Dataset excerpt

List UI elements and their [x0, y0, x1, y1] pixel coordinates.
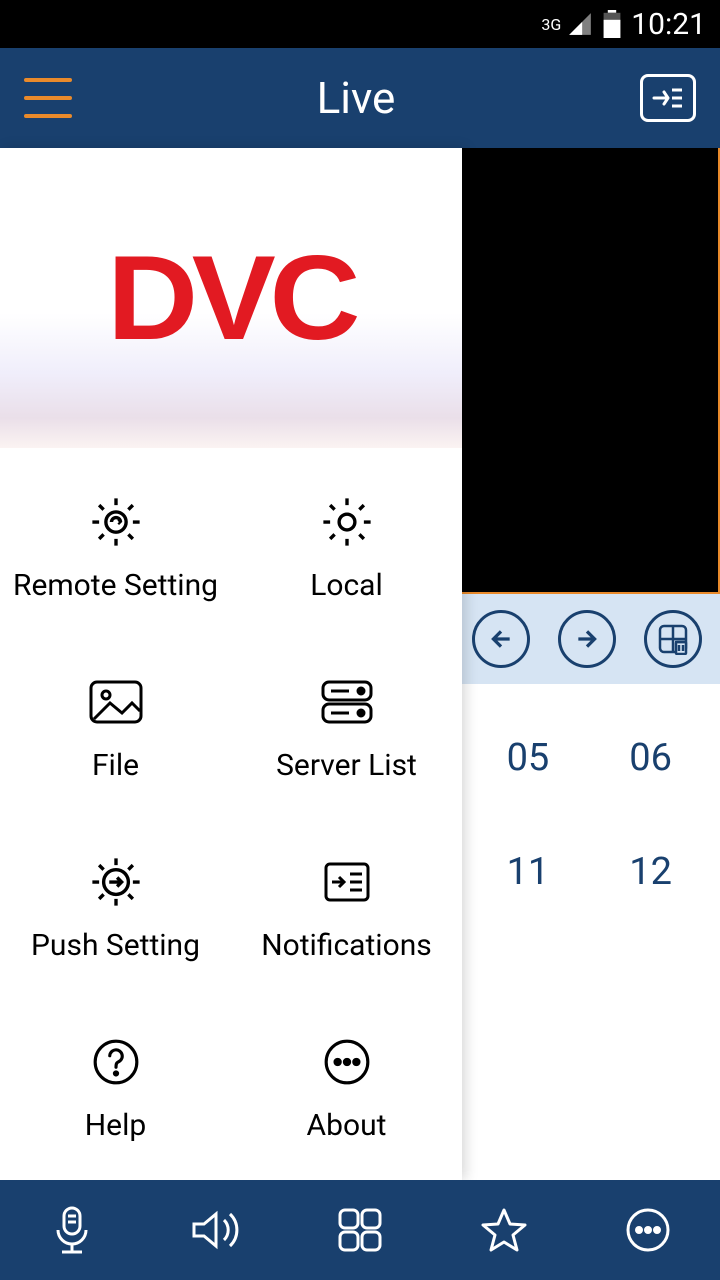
menu-about[interactable]: About — [231, 998, 462, 1178]
notification-icon — [322, 860, 372, 904]
gear-icon — [320, 495, 374, 549]
bottom-toolbar — [0, 1180, 720, 1280]
grid-button[interactable] — [330, 1200, 390, 1260]
channel-12[interactable]: 12 — [629, 850, 672, 894]
help-icon — [91, 1037, 141, 1087]
status-bar: 3G 10:21 — [0, 0, 720, 48]
image-icon — [88, 679, 144, 725]
battery-icon — [603, 10, 621, 38]
menu-remote-setting[interactable]: Remote Setting — [0, 458, 231, 638]
app-header: Live — [0, 48, 720, 148]
side-drawer: DVC Remote Setting Local File Server Li — [0, 148, 462, 1180]
favorite-button[interactable] — [474, 1200, 534, 1260]
menu-label: Notifications — [261, 928, 432, 963]
menu-label: File — [92, 748, 139, 783]
delete-grid-button[interactable] — [644, 610, 702, 668]
more-button[interactable] — [618, 1200, 678, 1260]
menu-notifications[interactable]: Notifications — [231, 818, 462, 998]
menu-label: Server List — [276, 748, 417, 783]
menu-label: Local — [310, 568, 383, 603]
gear-refresh-icon — [89, 495, 143, 549]
more-circle-icon — [322, 1037, 372, 1087]
menu-label: Help — [85, 1108, 146, 1143]
menu-file[interactable]: File — [0, 638, 231, 818]
channel-11[interactable]: 11 — [507, 850, 550, 894]
menu-button[interactable] — [24, 78, 72, 118]
menu-label: About — [307, 1108, 387, 1143]
server-icon — [319, 678, 375, 726]
page-title: Live — [317, 72, 396, 124]
menu-label: Push Setting — [31, 928, 200, 963]
prev-button[interactable] — [472, 610, 530, 668]
menu-help[interactable]: Help — [0, 998, 231, 1178]
menu-push-setting[interactable]: Push Setting — [0, 818, 231, 998]
mic-button[interactable] — [42, 1200, 102, 1260]
menu-local[interactable]: Local — [231, 458, 462, 638]
gear-arrow-icon — [89, 855, 143, 909]
menu-label: Remote Setting — [13, 568, 218, 603]
clock: 10:21 — [631, 7, 706, 42]
menu-server-list[interactable]: Server List — [231, 638, 462, 818]
channel-05[interactable]: 05 — [507, 736, 550, 780]
channel-06[interactable]: 06 — [629, 736, 672, 780]
app-logo: DVC — [107, 229, 354, 367]
signal-icon — [567, 11, 593, 37]
logo-area: DVC — [0, 148, 462, 448]
logout-icon[interactable] — [640, 74, 696, 122]
network-type: 3G — [541, 15, 561, 34]
speaker-button[interactable] — [186, 1200, 246, 1260]
next-button[interactable] — [558, 610, 616, 668]
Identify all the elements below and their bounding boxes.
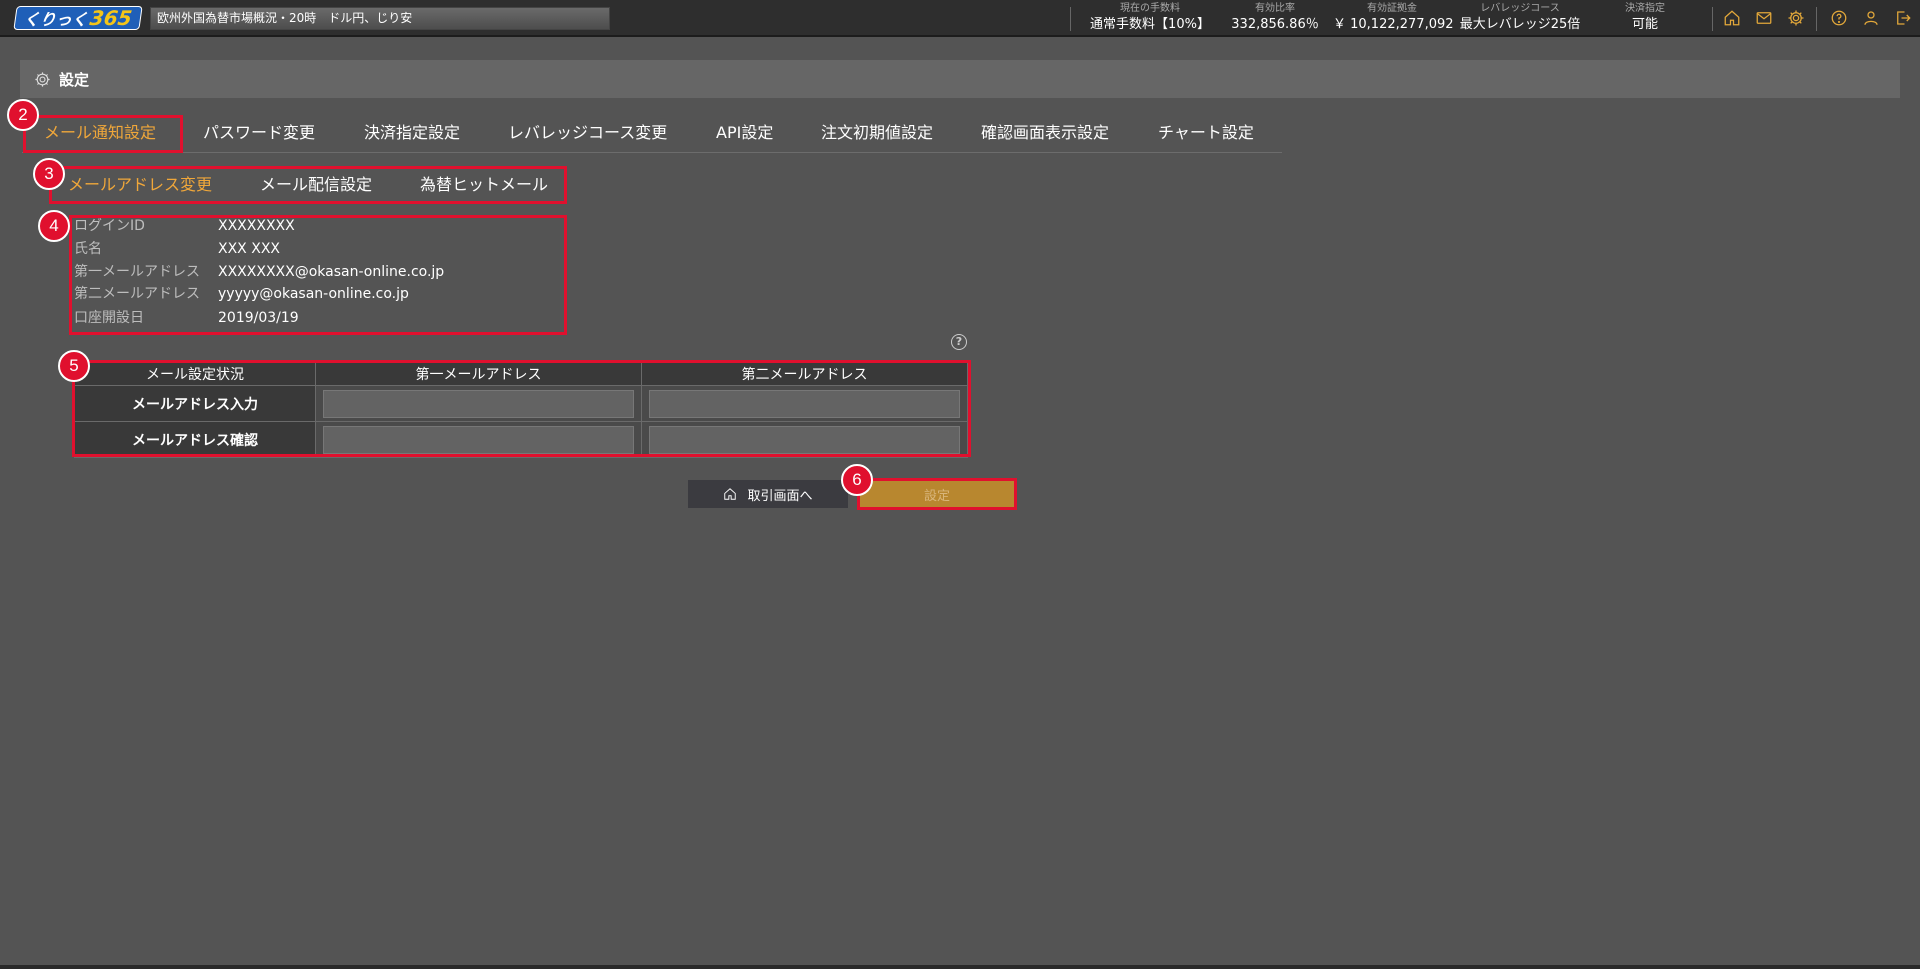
annotation-box <box>857 478 1017 510</box>
stat-ratio-label: 有効比率 <box>1255 3 1295 14</box>
stat-fee: 現在の手数料 通常手数料【10%】 <box>1085 2 1215 34</box>
annotation-box <box>72 360 971 457</box>
back-to-trading-button[interactable]: 取引画面へ <box>688 480 848 508</box>
tab-api-setting[interactable]: API設定 <box>716 115 773 153</box>
news-ticker[interactable]: 欧州外国為替市場概況・20時 ドル円、じり安 <box>150 7 610 30</box>
gear-icon[interactable] <box>1786 8 1806 28</box>
stat-leverage-value: 最大レバレッジ25倍 <box>1459 17 1581 32</box>
tab-leverage-course[interactable]: レバレッジコース変更 <box>508 115 667 153</box>
header-divider <box>1816 7 1817 31</box>
tab-confirm-display[interactable]: 確認画面表示設定 <box>981 115 1109 153</box>
tab-order-defaults[interactable]: 注文初期値設定 <box>821 115 933 153</box>
stat-ratio-value: 332,856.86％ <box>1231 17 1319 32</box>
stat-margin: 有効証拠金 ￥ 10,122,277,092 <box>1333 2 1454 34</box>
logo[interactable]: くりっく 365 <box>13 6 143 30</box>
gear-icon <box>35 71 50 87</box>
mail-icon[interactable] <box>1754 8 1774 28</box>
home-icon[interactable] <box>1722 8 1742 28</box>
annotation-box <box>23 115 183 153</box>
stat-settlement-value: 可能 <box>1631 17 1658 32</box>
annotation-badge: 2 <box>7 99 39 131</box>
stat-settlement: 決済指定 可能 <box>1610 2 1680 34</box>
annotation-badge: 3 <box>33 158 65 190</box>
annotation-box <box>49 166 567 204</box>
stat-leverage: レバレッジコース 最大レバレッジ25倍 <box>1455 2 1585 34</box>
user-icon[interactable] <box>1861 8 1881 28</box>
logout-icon[interactable] <box>1893 8 1913 28</box>
tab-chart-setting[interactable]: チャート設定 <box>1158 115 1254 153</box>
stat-leverage-label: レバレッジコース <box>1480 3 1560 14</box>
tab-password-change[interactable]: パスワード変更 <box>203 115 315 153</box>
stat-fee-label: 現在の手数料 <box>1120 3 1180 14</box>
bottom-bar <box>0 965 1920 969</box>
header-divider <box>1070 7 1071 31</box>
page-title: 設定 <box>59 70 90 89</box>
stat-fee-value: 通常手数料【10%】 <box>1090 17 1210 32</box>
annotation-badge: 4 <box>38 210 70 242</box>
annotation-box <box>69 215 567 335</box>
home-icon <box>724 488 737 500</box>
settings-tabs: メール通知設定 パスワード変更 決済指定設定 レバレッジコース変更 API設定 … <box>22 115 1282 153</box>
stat-margin-value: ￥ 10,122,277,092 <box>1333 17 1454 32</box>
header-divider <box>1712 7 1713 31</box>
stat-settlement-label: 決済指定 <box>1625 3 1665 14</box>
page-title-bar: 設定 <box>20 60 1900 98</box>
stat-ratio: 有効比率 332,856.86％ <box>1230 2 1320 34</box>
back-button-label: 取引画面へ <box>747 487 813 503</box>
help-icon[interactable] <box>1829 8 1849 28</box>
logo-number: 365 <box>88 6 134 30</box>
top-header: くりっく 365 欧州外国為替市場概況・20時 ドル円、じり安 現在の手数料 通… <box>0 0 1920 37</box>
tab-settlement-setting[interactable]: 決済指定設定 <box>364 115 460 153</box>
logo-text: くりっく <box>22 10 90 29</box>
stat-margin-label: 有効証拠金 <box>1367 3 1417 14</box>
help-icon[interactable]: ? <box>951 334 967 350</box>
annotation-badge: 5 <box>58 350 90 382</box>
annotation-badge: 6 <box>841 464 873 496</box>
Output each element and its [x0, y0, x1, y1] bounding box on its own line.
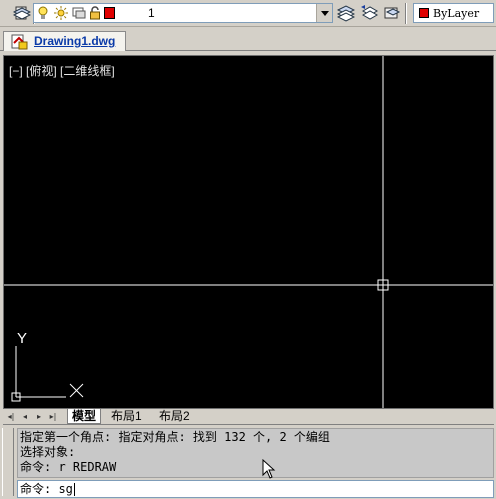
- layout-tab-bar: ◂| ◂ ▸ ▸| 模型 布局1 布局2: [3, 409, 494, 425]
- sun-icon[interactable]: [54, 6, 68, 23]
- layer-previous-icon[interactable]: [358, 3, 380, 23]
- chevron-down-icon[interactable]: [316, 4, 332, 22]
- layer-toolbar: 1 ByLayer: [0, 0, 496, 27]
- canvas-overlay: Y: [4, 56, 493, 408]
- toolbar-separator: [405, 3, 407, 24]
- lock-icon[interactable]: [89, 6, 101, 23]
- drawing-canvas[interactable]: Y [−] [俯视] [二维线框]: [3, 55, 494, 409]
- command-input-text: 命令: sg: [20, 482, 73, 496]
- ucs-icon: [11, 346, 84, 402]
- history-line: 命令: r REDRAW: [20, 460, 117, 474]
- layer-dropdown[interactable]: 1: [33, 3, 333, 23]
- mouse-pointer-icon: [262, 459, 276, 479]
- tab-model[interactable]: 模型: [67, 409, 102, 424]
- text-caret: [73, 483, 75, 496]
- layer-color-swatch: [104, 7, 115, 22]
- ucs-y-label: Y: [17, 330, 27, 347]
- first-tab-icon[interactable]: ◂|: [5, 410, 17, 423]
- make-current-layer-icon[interactable]: [335, 3, 357, 23]
- next-tab-icon[interactable]: ▸: [33, 410, 45, 423]
- command-input[interactable]: 命令: sg: [17, 480, 494, 498]
- document-tab-bar: Drawing1.dwg: [0, 27, 496, 51]
- layer-states-icon[interactable]: [381, 3, 403, 23]
- layer-color-fill: [104, 7, 115, 19]
- color-control-label: ByLayer: [433, 7, 480, 20]
- previous-tab-icon[interactable]: ◂: [19, 410, 31, 423]
- color-control-dropdown[interactable]: ByLayer: [413, 3, 494, 23]
- history-line: 指定第一个角点: 指定对角点: 找到 132 个, 2 个编组: [20, 430, 330, 444]
- layer-viewport-icon[interactable]: [72, 6, 86, 23]
- dwg-file-icon: [11, 34, 28, 53]
- document-tab[interactable]: Drawing1.dwg: [3, 31, 126, 51]
- command-window: 指定第一个角点: 指定对角点: 找到 132 个, 2 个编组 选择对象: 命令…: [0, 426, 496, 499]
- history-line: 选择对象:: [20, 445, 76, 459]
- current-layer-name: 1: [148, 6, 155, 20]
- viewport-controls-label[interactable]: [−] [俯视] [二维线框]: [9, 62, 115, 79]
- command-history: 指定第一个角点: 指定对角点: 找到 132 个, 2 个编组 选择对象: 命令…: [17, 428, 494, 478]
- lightbulb-icon[interactable]: [37, 6, 49, 23]
- last-tab-icon[interactable]: ▸|: [47, 410, 59, 423]
- command-window-grip[interactable]: [2, 428, 14, 496]
- tab-layout2[interactable]: 布局2: [155, 409, 194, 424]
- tab-layout1[interactable]: 布局1: [107, 409, 146, 424]
- color-swatch: [419, 8, 429, 18]
- document-tab-label: Drawing1.dwg: [34, 34, 116, 48]
- layer-properties-icon[interactable]: [11, 3, 33, 23]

▶ _The request_
Can you rewrite the material, starting at the line that has "annotation-box <box>857 478 1017 510</box>" and stopping after the line that has "stat-settlement: 決済指定 可能", with "annotation-box" changed to "highlight-region" and every other part of those lines left unchanged?

▶ _Answer_
highlight-region <box>857 478 1017 510</box>
stat-ratio-label: 有効比率 <box>1255 3 1295 14</box>
stat-fee: 現在の手数料 通常手数料【10%】 <box>1085 2 1215 34</box>
highlight-region <box>72 360 971 457</box>
back-to-trading-button[interactable]: 取引画面へ <box>688 480 848 508</box>
tab-api-setting[interactable]: API設定 <box>716 115 773 153</box>
news-ticker[interactable]: 欧州外国為替市場概況・20時 ドル円、じり安 <box>150 7 610 30</box>
gear-icon[interactable] <box>1786 8 1806 28</box>
stat-leverage-value: 最大レバレッジ25倍 <box>1459 17 1581 32</box>
tab-leverage-course[interactable]: レバレッジコース変更 <box>508 115 667 153</box>
header-divider <box>1816 7 1817 31</box>
tab-confirm-display[interactable]: 確認画面表示設定 <box>981 115 1109 153</box>
tab-order-defaults[interactable]: 注文初期値設定 <box>821 115 933 153</box>
stat-ratio-value: 332,856.86％ <box>1231 17 1319 32</box>
stat-margin: 有効証拠金 ￥ 10,122,277,092 <box>1333 2 1454 34</box>
logo[interactable]: くりっく 365 <box>13 6 143 30</box>
gear-icon <box>35 71 50 87</box>
mail-icon[interactable] <box>1754 8 1774 28</box>
home-icon[interactable] <box>1722 8 1742 28</box>
highlight-region <box>23 115 183 153</box>
stat-settlement-value: 可能 <box>1631 17 1658 32</box>
annotation-badge: 2 <box>7 99 39 131</box>
stat-settlement: 決済指定 可能 <box>1610 2 1680 34</box>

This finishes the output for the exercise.